Task brief: All of the material below is to be retyped exactly.

━━━ Records to process

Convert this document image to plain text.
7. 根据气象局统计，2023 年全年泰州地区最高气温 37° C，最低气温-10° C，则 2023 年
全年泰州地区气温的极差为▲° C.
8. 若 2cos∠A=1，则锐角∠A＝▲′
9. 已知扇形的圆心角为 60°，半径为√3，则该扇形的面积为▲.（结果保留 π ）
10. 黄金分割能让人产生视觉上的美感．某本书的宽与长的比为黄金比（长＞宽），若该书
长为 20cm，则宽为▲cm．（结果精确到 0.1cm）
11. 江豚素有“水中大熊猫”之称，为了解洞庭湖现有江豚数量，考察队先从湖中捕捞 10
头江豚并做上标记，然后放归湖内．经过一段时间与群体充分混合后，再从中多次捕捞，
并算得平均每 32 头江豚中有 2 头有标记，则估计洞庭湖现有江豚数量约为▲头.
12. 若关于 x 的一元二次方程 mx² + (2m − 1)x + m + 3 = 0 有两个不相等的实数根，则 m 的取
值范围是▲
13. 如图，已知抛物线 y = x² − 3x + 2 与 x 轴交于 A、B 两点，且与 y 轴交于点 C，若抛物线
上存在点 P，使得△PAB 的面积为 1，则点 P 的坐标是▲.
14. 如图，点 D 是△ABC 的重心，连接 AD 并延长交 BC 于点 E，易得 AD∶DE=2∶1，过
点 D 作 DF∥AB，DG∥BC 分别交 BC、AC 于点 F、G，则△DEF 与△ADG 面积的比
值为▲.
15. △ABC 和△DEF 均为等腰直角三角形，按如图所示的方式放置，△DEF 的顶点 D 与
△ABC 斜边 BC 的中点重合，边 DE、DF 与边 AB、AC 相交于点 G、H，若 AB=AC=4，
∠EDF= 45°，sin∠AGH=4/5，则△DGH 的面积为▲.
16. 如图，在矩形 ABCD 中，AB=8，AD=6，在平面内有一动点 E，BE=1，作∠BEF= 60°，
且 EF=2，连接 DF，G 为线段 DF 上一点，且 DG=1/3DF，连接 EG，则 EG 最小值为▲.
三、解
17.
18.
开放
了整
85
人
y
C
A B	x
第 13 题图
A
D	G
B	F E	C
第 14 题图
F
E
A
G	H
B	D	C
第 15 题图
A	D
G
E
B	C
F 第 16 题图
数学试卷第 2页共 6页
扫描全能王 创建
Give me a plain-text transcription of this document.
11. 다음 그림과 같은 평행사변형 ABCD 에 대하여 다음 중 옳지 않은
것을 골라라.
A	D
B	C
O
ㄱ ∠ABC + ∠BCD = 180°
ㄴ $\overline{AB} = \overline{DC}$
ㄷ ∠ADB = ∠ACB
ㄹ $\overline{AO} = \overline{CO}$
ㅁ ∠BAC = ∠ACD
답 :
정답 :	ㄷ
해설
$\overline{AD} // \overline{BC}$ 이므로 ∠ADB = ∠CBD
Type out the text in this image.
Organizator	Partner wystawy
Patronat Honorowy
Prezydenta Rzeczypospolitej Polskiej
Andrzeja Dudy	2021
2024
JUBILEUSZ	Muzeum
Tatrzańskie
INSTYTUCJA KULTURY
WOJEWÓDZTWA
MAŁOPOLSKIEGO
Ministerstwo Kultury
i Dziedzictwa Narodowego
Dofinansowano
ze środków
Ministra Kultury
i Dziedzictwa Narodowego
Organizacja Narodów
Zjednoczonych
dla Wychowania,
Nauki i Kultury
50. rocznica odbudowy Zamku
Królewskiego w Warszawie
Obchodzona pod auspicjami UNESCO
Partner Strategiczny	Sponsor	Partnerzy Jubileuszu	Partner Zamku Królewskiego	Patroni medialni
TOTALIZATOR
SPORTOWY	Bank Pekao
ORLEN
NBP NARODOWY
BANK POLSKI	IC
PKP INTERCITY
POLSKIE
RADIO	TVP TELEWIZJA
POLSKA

━━━━━━

Final result:
Convert this document image to plain text.
7. 根据气象局统计，2023 年全年泰州地区最高气温 37° C，最低气温-10° C，则 2023 年
全年泰州地区气温的极差为▲° C.
8. 若 2cos∠A=1，则锐角∠A＝▲′
9. 已知扇形的圆心角为 60°，半径为√3，则该扇形的面积为▲.（结果保留 π ）
10. 黄金分割能让人产生视觉上的美感．某本书的宽与长的比为黄金比（长＞宽），若该书
长为 20cm，则宽为▲cm．（结果精确到 0.1cm）
11. 江豚素有“水中大熊猫”之称，为了解洞庭湖现有江豚数量，考察队先从湖中捕捞 10
头江豚并做上标记，然后放归湖内．经过一段时间与群体充分混合后，再从中多次捕捞，
并算得平均每 32 头江豚中有 2 头有标记，则估计洞庭湖现有江豚数量约为▲头.
12. 若关于 x 的一元二次方程 mx² + (2m − 1)x + m + 3 = 0 有两个不相等的实数根，则 m 的取
值范围是▲
13. 如图，已知抛物线 y = x² − 3x + 2 与 x 轴交于 A、B 两点，且与 y 轴交于点 C，若抛物线
上存在点 P，使得△PAB 的面积为 1，则点 P 的坐标是▲.
14. 如图，点 D 是△ABC 的重心，连接 AD 并延长交 BC 于点 E，易得 AD∶DE=2∶1，过
点 D 作 DF∥AB，DG∥BC 分别交 BC、AC 于点 F、G，则△DEF 与△ADG 面积的比
值为▲.
15. △ABC 和△DEF 均为等腰直角三角形，按如图所示的方式放置，△DEF 的顶点 D 与
△ABC 斜边 BC 的中点重合，边 DE、DF 与边 AB、AC 相交于点 G、H，若 AB=AC=4，
∠EDF= 45°，sin∠AGH=4/5，则△DGH 的面积为▲.
16. 如图，在矩形 ABCD 中，AB=8，AD=6，在平面内有一动点 E，BE=1，作∠BEF= 60°，
且 EF=2，连接 DF，G 为线段 DF 上一点，且 DG=1/3DF，连接 EG，则 EG 最小值为▲.
三、解
17.
18.
开放
了整
85
人
y
C
A B	x
第 13 题图
A
D	G
B	F E	C
第 14 题图
F
E
A
G	H
B	D	C
第 15 题图
A	D
G
E
B	C
F 第 16 题图
数学试卷第 2页共 6页
扫描全能王 创建
Give me a plain-text transcription of this document.
11. 다음 그림과 같은 평행사변형 ABCD 에 대하여 다음 중 옳지 않은
것을 골라라.
A	D
B	C
O
ㄱ ∠ABC + ∠BCD = 180°
ㄴ $\overline{AB} = \overline{DC}$
ㄷ ∠ADB = ∠ACB
ㄹ $\overline{AO} = \overline{CO}$
ㅁ ∠BAC = ∠ACD
답 :
정답 :	ㄷ
해설
$\overline{AD} // \overline{BC}$ 이므로 ∠ADB = ∠CBD
Type out the text in this image.
Organizator	Partner wystawy
Patronat Honorowy
Prezydenta Rzeczypospolitej Polskiej
Andrzeja Dudy	2021
2024
JUBILEUSZ	Muzeum
Tatrzańskie
INSTYTUCJA KULTURY
WOJEWÓDZTWA
MAŁOPOLSKIEGO
Ministerstwo Kultury
i Dziedzictwa Narodowego
Dofinansowano
ze środków
Ministra Kultury
i Dziedzictwa Narodowego
Organizacja Narodów
Zjednoczonych
dla Wychowania,
Nauki i Kultury
50. rocznica odbudowy Zamku
Królewskiego w Warszawie
Obchodzona pod auspicjami UNESCO
Partner Strategiczny	Sponsor	Partnerzy Jubileuszu	Partner Zamku Królewskiego	Patroni medialni
TOTALIZATOR
SPORTOWY	Bank Pekao
ORLEN
NBP NARODOWY
BANK POLSKI	IC
PKP INTERCITY
POLSKIE
RADIO	TVP TELEWIZJA
POLSKA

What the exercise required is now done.